Listing »
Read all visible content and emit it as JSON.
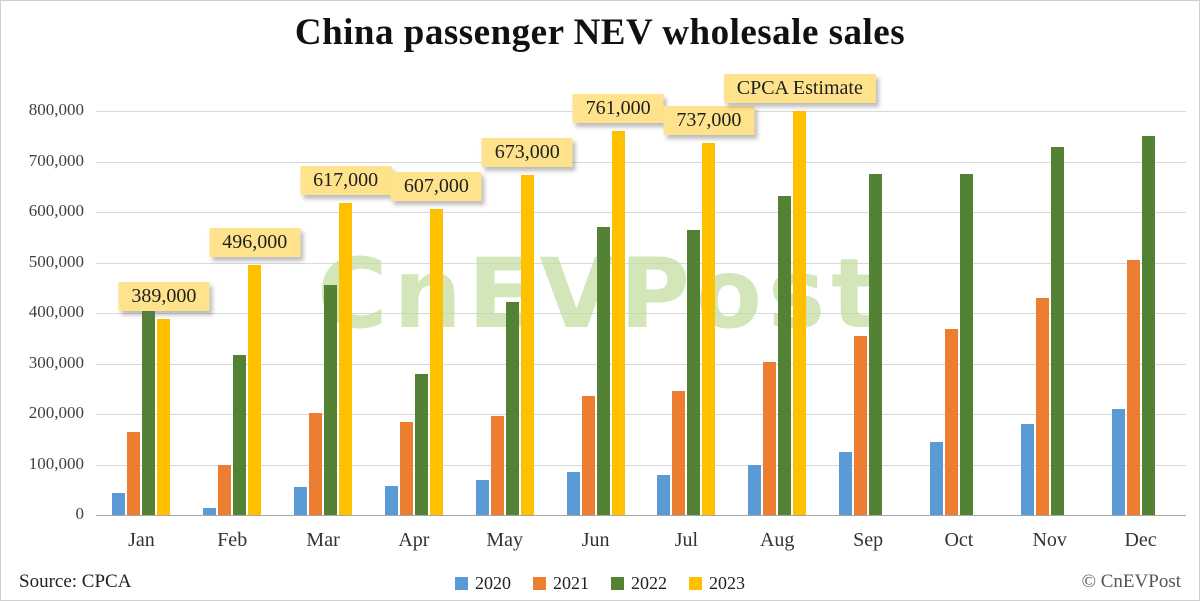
{
  "title": "China passenger NEV wholesale sales",
  "watermark": "CnEVPost",
  "footer": {
    "source": "Source: CPCA",
    "copyright": "© CnEVPost"
  },
  "colors": {
    "grid": "#D9D9D9",
    "axis": "#A6A6A6",
    "callout_bg": "#FFE38C",
    "watermark_green": "#C1DDA0"
  },
  "chart_data": {
    "type": "bar",
    "title": "China passenger NEV wholesale sales",
    "xlabel": "",
    "ylabel": "",
    "ylim": [
      0,
      800000
    ],
    "ytick_step": 100000,
    "ytick_labels": [
      "0",
      "100,000",
      "200,000",
      "300,000",
      "400,000",
      "500,000",
      "600,000",
      "700,000",
      "800,000"
    ],
    "grid": "horizontal",
    "legend_position": "bottom",
    "categories": [
      "Jan",
      "Feb",
      "Mar",
      "Apr",
      "May",
      "Jun",
      "Jul",
      "Aug",
      "Sep",
      "Oct",
      "Nov",
      "Dec"
    ],
    "series": [
      {
        "name": "2020",
        "color": "#5B9BD5",
        "values": [
          43000,
          14000,
          56000,
          58000,
          70000,
          85000,
          80000,
          100000,
          125000,
          144000,
          181000,
          210000
        ]
      },
      {
        "name": "2021",
        "color": "#ED7D31",
        "values": [
          165000,
          100000,
          202000,
          184000,
          197000,
          235000,
          246000,
          304000,
          355000,
          368000,
          429000,
          505000
        ]
      },
      {
        "name": "2022",
        "color": "#548235",
        "values": [
          405000,
          317000,
          455000,
          280000,
          421000,
          571000,
          564000,
          631000,
          675000,
          676000,
          728000,
          750000
        ]
      },
      {
        "name": "2023",
        "color": "#FFC000",
        "values": [
          389000,
          496000,
          617000,
          607000,
          673000,
          761000,
          737000,
          800000,
          null,
          null,
          null,
          null
        ]
      }
    ],
    "annotations": [
      {
        "month": 0,
        "text": "389,000"
      },
      {
        "month": 1,
        "text": "496,000"
      },
      {
        "month": 2,
        "text": "617,000"
      },
      {
        "month": 3,
        "text": "607,000"
      },
      {
        "month": 4,
        "text": "673,000"
      },
      {
        "month": 5,
        "text": "761,000"
      },
      {
        "month": 6,
        "text": "737,000"
      },
      {
        "month": 7,
        "text": "CPCA Estimate"
      }
    ]
  }
}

Instructions for the task » Show all lines above holding "CPCA".

Solution to the exercise »
    "source": "Source: CPCA",
        "text": "CPCA Estimate"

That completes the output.